- _EXERCISE DETAILS_
Go through the listing below and gather every line with the word "text".

- _MATERIAL FOR THE TASK_
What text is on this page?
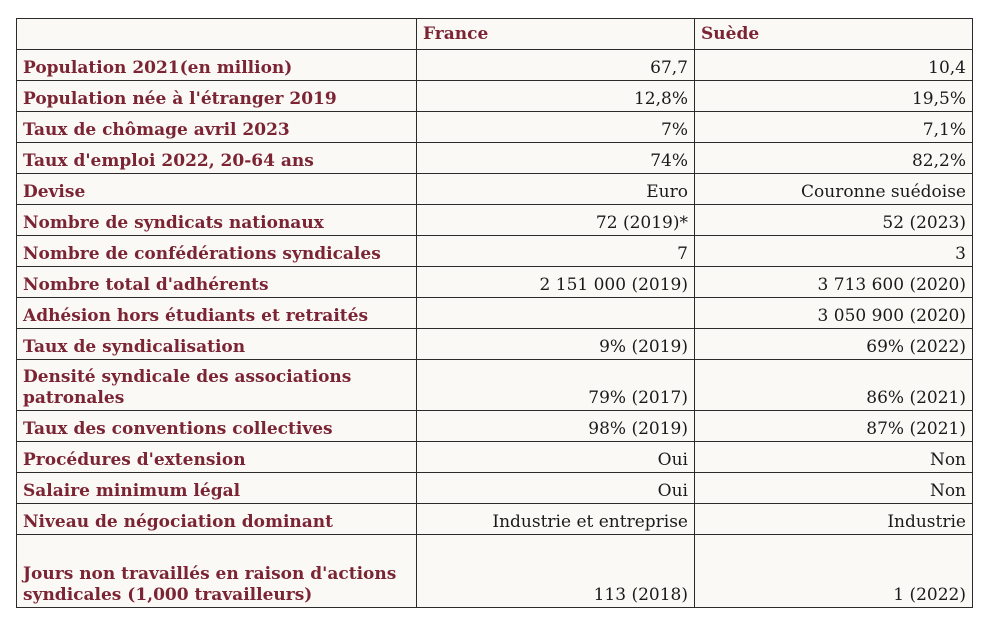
	France	Suède
Population 2021(en million)	67,7	10,4
Population née à l'étranger 2019	12,8%	19,5%
Taux de chômage avril 2023	7%	7,1%
Taux d'emploi 2022, 20-64 ans	74%	82,2%
Devise	Euro	Couronne suédoise
Nombre de syndicats nationaux	72 (2019)*	52 (2023)
Nombre de confédérations syndicales	7	3
Nombre total d'adhérents	2 151 000 (2019)	3 713 600 (2020)
Adhésion hors étudiants et retraités		3 050 900 (2020)
Taux de syndicalisation	9% (2019)	69% (2022)
Densité syndicale des associations patronales	79% (2017)	86% (2021)
Taux des conventions collectives	98% (2019)	87% (2021)
Procédures d'extension	Oui	Non
Salaire minimum légal	Oui	Non
Niveau de négociation dominant	Industrie et entreprise	Industrie
Jours non travaillés en raison d'actions syndicales (1,000 travailleurs)	113 (2018)	1 (2022)
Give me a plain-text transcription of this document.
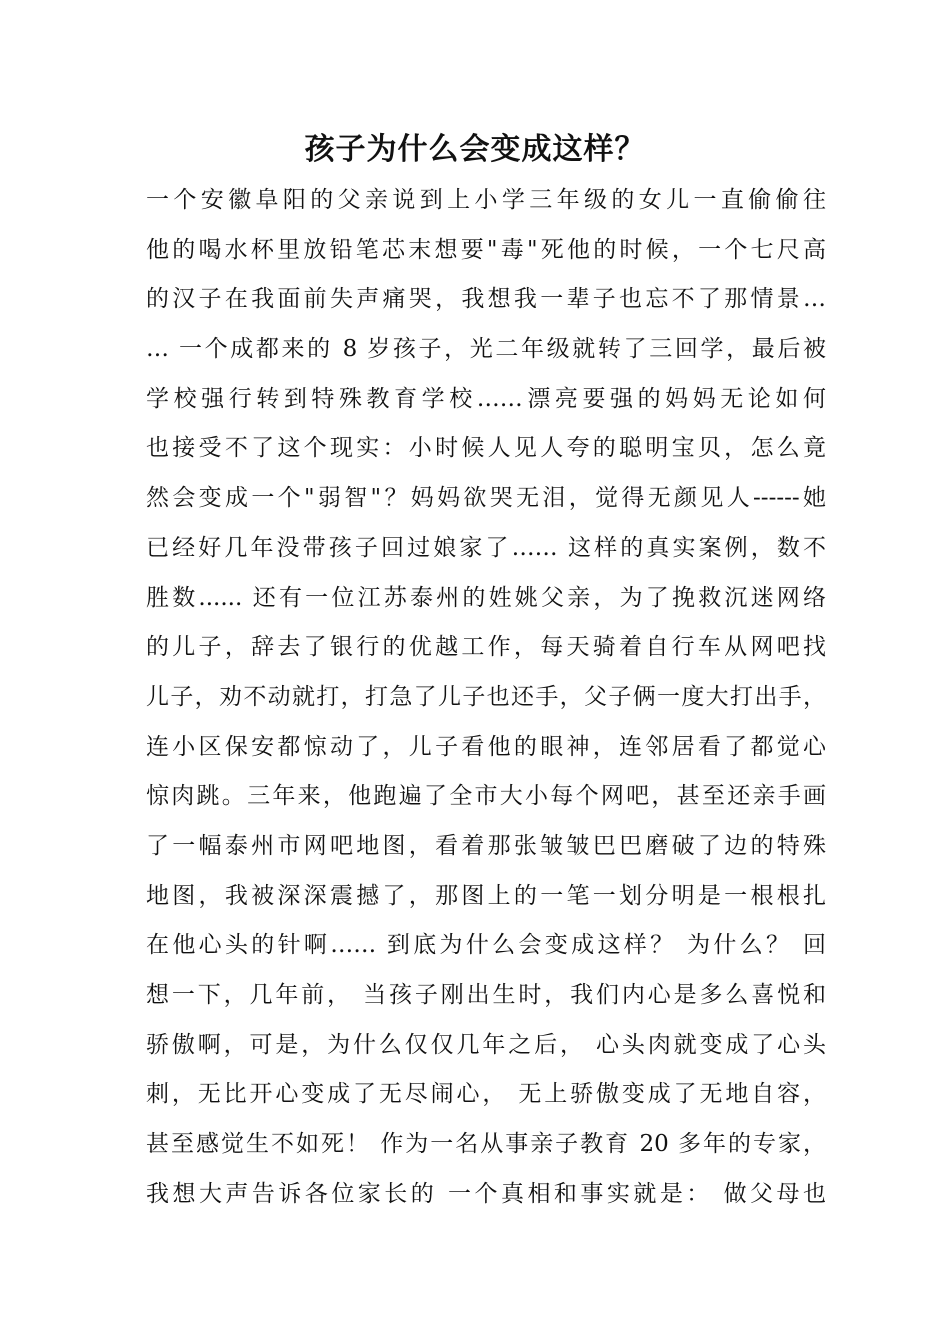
孩子为什么会变成这样？
一个安徽阜阳的父亲说到上小学三年级的女儿一直偷偷往
他的喝水杯里放铅笔芯末想要"毒"死他的时候，一个七尺高
的汉子在我面前失声痛哭，我想我一辈子也忘不了那情景…
… 一个成都来的 8 岁孩子，光二年级就转了三回学，最后被
学校强行转到特殊教育学校……漂亮要强的妈妈无论如何
也接受不了这个现实：小时候人见人夸的聪明宝贝，怎么竟
然会变成一个"弱智"？妈妈欲哭无泪，觉得无颜见人------她
已经好几年没带孩子回过娘家了…… 这样的真实案例，数不
胜数...... 还有一位江苏泰州的姓姚父亲，为了挽救沉迷网络
的儿子，辞去了银行的优越工作，每天骑着自行车从网吧找
儿子，劝不动就打，打急了儿子也还手，父子俩一度大打出手，
连小区保安都惊动了，儿子看他的眼神，连邻居看了都觉心
惊肉跳。三年来，他跑遍了全市大小每个网吧，甚至还亲手画
了一幅泰州市网吧地图，看着那张皱皱巴巴磨破了边的特殊
地图，我被深深震撼了，那图上的一笔一划分明是一根根扎
在他心头的针啊…… 到底为什么会变成这样？ 为什么？ 回
想一下，几年前， 当孩子刚出生时，我们内心是多么喜悦和
骄傲啊，可是，为什么仅仅几年之后， 心头肉就变成了心头
刺，无比开心变成了无尽闹心， 无上骄傲变成了无地自容，
甚至感觉生不如死！ 作为一名从事亲子教育 20 多年的专家，
我想大声告诉各位家长的 一个真相和事实就是： 做父母也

- _SOLUTION TO THE EXERCISE_
What text is on this page?
Give me a plain-text transcription of this document.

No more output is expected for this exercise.